Extracts from a graphics dataset:

════════════════

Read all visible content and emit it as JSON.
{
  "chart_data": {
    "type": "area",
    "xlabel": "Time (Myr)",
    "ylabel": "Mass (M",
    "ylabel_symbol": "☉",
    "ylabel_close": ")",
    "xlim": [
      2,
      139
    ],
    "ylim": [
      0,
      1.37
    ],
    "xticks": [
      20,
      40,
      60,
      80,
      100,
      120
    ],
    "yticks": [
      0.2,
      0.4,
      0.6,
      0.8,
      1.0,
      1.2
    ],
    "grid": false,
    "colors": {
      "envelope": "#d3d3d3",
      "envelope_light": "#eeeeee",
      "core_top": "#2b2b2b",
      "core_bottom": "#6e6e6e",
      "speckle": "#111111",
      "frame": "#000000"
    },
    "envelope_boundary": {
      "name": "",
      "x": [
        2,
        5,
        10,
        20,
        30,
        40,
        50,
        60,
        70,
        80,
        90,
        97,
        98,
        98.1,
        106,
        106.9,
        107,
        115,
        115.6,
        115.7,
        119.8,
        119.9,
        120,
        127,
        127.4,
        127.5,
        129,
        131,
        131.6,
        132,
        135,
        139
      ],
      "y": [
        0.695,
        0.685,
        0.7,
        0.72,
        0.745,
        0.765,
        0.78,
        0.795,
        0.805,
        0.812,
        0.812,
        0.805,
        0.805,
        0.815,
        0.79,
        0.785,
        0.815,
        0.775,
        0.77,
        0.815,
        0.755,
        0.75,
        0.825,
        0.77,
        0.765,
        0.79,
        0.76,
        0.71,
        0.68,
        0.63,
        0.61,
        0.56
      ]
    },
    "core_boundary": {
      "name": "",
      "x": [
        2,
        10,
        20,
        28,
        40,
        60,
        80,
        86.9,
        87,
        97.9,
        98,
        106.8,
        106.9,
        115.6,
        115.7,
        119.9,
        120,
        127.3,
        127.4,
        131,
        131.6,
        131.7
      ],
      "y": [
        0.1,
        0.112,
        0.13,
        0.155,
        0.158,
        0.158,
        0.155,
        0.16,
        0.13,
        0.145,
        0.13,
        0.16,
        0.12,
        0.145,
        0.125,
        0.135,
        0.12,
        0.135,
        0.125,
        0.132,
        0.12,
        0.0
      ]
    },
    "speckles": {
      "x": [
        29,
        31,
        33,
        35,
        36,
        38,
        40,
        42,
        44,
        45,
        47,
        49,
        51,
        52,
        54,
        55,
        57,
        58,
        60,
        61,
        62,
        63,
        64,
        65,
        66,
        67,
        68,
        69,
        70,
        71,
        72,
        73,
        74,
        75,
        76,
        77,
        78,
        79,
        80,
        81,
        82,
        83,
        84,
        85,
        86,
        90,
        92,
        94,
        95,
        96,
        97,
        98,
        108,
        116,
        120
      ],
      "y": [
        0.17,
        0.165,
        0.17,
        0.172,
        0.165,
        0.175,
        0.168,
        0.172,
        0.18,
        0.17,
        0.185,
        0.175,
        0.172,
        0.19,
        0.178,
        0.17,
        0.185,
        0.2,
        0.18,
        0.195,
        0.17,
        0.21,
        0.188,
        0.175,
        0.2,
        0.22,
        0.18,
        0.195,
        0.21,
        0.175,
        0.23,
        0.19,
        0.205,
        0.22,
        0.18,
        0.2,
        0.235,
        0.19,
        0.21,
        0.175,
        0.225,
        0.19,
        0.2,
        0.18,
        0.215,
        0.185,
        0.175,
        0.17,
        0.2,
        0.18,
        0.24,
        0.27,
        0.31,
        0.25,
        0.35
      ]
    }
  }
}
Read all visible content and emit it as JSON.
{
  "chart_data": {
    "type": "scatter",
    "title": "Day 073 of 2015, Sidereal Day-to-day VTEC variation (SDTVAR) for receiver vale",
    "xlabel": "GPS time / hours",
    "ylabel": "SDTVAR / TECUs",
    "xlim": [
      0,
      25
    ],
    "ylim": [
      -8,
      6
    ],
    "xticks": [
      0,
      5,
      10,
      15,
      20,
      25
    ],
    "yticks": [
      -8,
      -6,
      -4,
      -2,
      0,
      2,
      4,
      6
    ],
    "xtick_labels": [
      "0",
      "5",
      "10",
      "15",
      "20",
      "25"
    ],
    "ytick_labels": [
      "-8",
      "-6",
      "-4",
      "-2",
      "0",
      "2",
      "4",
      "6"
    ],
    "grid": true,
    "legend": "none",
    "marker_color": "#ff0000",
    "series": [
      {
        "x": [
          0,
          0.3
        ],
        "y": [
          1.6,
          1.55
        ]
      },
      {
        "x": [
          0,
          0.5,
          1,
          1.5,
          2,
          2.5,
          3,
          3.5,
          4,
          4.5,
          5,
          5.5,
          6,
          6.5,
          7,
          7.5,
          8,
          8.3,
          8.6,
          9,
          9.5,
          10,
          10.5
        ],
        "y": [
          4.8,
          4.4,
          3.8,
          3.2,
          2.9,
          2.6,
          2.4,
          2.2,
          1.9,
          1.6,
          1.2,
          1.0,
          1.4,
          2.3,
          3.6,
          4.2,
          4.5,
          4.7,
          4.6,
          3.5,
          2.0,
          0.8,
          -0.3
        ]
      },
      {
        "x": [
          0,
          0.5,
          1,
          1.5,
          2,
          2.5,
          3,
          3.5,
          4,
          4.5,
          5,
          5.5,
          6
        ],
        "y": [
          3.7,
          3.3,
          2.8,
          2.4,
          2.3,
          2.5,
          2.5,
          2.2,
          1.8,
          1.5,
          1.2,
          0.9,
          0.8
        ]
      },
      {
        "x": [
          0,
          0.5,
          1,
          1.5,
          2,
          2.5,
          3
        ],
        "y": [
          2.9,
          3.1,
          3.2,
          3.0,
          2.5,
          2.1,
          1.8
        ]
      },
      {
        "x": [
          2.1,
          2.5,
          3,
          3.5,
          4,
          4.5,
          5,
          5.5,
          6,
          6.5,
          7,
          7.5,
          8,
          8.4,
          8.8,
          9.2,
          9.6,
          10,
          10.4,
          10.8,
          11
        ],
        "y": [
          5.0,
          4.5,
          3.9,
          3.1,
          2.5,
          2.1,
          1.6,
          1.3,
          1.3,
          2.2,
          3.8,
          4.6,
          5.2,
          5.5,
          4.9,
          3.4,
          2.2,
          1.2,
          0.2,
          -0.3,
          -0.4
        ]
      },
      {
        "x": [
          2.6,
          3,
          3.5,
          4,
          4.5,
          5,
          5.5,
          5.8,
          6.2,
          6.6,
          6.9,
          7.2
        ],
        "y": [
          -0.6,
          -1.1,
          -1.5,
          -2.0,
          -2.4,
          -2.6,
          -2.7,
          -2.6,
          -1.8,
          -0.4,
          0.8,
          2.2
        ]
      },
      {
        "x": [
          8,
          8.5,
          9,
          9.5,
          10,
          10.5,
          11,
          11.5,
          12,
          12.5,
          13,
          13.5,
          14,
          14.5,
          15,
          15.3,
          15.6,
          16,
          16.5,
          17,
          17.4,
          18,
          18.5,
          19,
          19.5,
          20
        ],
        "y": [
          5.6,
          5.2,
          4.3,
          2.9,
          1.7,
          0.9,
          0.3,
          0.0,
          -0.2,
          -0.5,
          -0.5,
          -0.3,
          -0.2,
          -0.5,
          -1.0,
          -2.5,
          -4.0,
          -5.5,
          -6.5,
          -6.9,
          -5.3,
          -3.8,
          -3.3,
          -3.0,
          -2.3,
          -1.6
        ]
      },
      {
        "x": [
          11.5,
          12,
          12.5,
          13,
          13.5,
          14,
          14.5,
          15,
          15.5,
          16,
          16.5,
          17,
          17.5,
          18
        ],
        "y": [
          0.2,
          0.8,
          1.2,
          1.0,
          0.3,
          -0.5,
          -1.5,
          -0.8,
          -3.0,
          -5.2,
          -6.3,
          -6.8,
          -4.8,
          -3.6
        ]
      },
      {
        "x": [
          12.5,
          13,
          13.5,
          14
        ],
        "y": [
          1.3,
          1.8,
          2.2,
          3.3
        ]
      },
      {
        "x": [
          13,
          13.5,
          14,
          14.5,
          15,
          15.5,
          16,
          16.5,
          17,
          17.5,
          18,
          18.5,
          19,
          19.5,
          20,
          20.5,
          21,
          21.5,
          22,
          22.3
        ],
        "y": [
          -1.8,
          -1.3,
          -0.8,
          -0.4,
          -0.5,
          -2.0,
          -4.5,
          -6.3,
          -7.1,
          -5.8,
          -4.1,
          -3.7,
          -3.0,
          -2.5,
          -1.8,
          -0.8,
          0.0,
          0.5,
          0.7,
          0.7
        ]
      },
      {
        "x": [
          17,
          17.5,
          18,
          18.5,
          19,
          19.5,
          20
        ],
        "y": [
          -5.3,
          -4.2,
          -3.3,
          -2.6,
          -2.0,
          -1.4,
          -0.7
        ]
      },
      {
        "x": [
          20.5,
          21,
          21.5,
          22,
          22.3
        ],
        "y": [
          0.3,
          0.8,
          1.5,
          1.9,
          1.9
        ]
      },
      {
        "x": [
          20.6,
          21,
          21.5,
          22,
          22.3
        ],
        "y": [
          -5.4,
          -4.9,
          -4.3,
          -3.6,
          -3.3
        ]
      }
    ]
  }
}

════════════════

◆ Task directions:
In the records above, locate each line with the word "SDTVAR". Copy all such lines.

◆ Exercise answer:
    "title": "Day 073 of 2015, Sidereal Day-to-day VTEC variation (SDTVAR) for receiver vale",
    "ylabel": "SDTVAR / TECUs",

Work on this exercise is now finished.